**The problem**
Copy out all lines with the word "text" in them.

══ Dataset content

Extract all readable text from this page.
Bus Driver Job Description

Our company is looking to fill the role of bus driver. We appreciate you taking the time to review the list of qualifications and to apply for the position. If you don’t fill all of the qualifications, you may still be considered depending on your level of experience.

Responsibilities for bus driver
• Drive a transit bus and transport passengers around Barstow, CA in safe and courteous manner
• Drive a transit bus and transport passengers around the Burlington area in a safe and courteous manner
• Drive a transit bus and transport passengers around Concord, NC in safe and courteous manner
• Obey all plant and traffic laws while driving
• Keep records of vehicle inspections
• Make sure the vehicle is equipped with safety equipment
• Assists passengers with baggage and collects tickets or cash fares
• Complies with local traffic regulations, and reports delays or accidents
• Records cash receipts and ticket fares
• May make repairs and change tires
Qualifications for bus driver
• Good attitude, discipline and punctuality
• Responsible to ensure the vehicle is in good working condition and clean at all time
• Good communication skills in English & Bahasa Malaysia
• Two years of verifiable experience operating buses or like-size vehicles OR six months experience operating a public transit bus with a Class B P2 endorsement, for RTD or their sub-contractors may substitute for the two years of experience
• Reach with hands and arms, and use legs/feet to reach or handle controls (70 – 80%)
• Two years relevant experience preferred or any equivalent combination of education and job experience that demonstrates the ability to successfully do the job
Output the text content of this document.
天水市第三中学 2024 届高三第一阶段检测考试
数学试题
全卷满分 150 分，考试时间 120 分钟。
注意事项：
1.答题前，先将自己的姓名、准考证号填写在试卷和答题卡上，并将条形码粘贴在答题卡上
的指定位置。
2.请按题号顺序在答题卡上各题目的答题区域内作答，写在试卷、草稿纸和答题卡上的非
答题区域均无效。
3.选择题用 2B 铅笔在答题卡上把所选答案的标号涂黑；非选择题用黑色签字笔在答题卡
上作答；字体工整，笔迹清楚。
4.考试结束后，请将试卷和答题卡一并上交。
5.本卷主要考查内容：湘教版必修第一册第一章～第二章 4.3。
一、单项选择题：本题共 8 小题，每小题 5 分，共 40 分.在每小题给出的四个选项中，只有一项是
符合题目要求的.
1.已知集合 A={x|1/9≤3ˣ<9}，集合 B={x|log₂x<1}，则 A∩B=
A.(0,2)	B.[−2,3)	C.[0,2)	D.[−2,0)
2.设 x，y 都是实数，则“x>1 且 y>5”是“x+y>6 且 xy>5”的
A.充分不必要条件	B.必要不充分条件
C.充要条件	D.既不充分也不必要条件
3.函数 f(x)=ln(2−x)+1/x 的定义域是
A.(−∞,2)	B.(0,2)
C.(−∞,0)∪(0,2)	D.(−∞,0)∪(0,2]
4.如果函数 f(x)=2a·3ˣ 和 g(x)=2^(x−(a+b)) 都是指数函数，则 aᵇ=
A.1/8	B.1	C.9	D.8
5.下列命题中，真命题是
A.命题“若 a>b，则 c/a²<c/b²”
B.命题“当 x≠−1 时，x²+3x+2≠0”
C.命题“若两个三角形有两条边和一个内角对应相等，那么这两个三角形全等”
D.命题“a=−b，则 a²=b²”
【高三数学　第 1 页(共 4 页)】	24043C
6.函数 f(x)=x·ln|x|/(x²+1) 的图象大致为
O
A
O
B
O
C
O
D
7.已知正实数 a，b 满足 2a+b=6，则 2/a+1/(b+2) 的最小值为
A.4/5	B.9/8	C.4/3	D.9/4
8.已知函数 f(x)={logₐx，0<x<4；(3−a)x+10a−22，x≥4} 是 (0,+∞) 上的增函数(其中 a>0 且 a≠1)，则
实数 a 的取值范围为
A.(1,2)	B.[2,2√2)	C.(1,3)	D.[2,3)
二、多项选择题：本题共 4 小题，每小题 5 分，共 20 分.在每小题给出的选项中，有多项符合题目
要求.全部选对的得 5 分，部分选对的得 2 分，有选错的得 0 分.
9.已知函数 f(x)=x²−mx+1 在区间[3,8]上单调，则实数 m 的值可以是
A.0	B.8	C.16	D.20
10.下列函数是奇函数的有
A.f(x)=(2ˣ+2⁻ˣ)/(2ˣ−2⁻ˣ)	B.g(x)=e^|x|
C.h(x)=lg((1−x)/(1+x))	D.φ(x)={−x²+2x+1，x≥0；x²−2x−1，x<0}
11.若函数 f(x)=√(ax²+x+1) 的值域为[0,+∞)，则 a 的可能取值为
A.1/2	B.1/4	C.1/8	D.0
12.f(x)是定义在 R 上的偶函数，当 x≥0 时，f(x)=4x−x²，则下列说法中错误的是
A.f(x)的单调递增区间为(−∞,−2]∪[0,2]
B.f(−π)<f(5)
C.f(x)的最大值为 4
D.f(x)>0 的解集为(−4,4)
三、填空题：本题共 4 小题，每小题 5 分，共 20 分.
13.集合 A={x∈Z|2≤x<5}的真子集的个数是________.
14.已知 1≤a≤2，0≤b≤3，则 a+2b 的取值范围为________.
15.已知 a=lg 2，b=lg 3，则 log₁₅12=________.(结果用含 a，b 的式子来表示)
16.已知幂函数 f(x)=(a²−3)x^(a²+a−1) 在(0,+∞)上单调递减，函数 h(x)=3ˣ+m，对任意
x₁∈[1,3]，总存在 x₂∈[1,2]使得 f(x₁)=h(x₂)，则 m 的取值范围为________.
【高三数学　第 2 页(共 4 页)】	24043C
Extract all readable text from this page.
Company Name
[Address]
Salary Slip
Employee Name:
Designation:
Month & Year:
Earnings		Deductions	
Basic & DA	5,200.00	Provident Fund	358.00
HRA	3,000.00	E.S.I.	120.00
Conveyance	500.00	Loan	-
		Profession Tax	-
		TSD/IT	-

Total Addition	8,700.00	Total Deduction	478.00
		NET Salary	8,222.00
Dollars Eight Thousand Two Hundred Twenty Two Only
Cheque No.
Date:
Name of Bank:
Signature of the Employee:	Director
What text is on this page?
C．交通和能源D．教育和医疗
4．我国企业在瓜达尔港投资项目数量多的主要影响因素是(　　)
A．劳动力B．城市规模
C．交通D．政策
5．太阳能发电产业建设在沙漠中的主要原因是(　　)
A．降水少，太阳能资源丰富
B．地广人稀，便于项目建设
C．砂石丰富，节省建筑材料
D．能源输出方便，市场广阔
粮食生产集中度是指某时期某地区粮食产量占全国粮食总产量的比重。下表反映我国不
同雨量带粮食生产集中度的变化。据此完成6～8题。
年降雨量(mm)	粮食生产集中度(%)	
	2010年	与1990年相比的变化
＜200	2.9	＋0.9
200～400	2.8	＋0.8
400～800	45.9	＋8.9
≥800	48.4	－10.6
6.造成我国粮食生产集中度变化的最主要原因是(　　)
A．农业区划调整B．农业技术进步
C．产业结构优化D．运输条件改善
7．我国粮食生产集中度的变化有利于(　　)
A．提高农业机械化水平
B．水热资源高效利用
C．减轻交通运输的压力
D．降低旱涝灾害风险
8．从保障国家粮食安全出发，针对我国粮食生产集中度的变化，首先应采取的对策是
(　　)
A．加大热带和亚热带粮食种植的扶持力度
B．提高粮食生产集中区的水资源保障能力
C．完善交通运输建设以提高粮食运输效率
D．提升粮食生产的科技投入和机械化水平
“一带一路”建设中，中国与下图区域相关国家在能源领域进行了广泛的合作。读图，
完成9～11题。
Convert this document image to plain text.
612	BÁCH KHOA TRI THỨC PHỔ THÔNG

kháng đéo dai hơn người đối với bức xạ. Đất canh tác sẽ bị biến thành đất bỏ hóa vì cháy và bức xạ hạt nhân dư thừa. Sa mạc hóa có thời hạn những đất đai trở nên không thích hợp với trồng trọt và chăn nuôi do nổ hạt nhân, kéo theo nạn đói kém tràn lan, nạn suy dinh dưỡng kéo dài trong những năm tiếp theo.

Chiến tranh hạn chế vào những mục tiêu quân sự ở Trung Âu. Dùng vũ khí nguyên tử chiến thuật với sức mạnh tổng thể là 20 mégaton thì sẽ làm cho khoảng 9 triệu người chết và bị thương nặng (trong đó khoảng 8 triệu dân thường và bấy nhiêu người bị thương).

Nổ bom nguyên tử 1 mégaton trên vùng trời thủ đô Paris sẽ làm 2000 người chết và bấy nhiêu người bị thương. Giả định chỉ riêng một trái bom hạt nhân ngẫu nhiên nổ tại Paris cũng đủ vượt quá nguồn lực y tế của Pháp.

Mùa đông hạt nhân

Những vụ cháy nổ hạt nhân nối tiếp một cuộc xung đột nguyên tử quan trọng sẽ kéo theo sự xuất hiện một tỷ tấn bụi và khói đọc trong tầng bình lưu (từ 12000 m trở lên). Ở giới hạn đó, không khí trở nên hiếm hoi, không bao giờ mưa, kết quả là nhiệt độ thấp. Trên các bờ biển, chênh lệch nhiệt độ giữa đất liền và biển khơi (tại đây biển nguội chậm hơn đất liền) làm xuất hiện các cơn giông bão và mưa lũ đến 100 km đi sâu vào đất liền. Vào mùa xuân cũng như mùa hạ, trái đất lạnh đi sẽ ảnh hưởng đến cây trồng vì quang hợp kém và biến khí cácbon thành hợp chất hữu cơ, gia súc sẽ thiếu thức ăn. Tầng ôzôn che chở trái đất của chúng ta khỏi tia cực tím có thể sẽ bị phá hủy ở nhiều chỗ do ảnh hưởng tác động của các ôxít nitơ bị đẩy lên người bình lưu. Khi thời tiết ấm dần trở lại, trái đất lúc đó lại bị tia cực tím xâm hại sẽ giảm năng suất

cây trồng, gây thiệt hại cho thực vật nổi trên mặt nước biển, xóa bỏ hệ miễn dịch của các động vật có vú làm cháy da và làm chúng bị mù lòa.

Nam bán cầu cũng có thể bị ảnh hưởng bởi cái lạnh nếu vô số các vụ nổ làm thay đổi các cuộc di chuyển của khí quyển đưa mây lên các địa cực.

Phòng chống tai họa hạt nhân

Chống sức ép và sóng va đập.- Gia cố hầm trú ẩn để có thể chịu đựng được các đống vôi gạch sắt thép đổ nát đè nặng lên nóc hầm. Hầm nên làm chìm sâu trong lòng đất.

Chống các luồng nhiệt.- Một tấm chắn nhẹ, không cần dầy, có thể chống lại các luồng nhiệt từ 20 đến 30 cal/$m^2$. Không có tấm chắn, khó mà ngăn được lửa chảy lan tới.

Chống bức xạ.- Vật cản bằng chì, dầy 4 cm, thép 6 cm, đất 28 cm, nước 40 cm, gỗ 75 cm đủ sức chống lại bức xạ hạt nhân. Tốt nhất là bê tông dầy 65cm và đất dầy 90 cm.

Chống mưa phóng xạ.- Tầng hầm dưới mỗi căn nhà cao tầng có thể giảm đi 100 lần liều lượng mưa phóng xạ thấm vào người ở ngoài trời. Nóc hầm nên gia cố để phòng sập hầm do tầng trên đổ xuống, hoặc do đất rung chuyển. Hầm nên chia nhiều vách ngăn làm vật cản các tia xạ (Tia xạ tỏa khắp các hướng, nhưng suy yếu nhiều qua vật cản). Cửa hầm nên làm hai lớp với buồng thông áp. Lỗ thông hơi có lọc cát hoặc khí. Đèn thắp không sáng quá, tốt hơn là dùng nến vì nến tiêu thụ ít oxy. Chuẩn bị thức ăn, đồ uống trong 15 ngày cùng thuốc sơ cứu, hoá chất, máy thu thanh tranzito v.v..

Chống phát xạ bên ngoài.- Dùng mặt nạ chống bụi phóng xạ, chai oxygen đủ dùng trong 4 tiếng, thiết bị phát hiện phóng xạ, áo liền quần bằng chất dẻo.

════

**The result**
Extract all readable text from this page.
Output the text content of this document.
Extract all readable text from this page.
What text is on this page?
Convert this document image to plain text.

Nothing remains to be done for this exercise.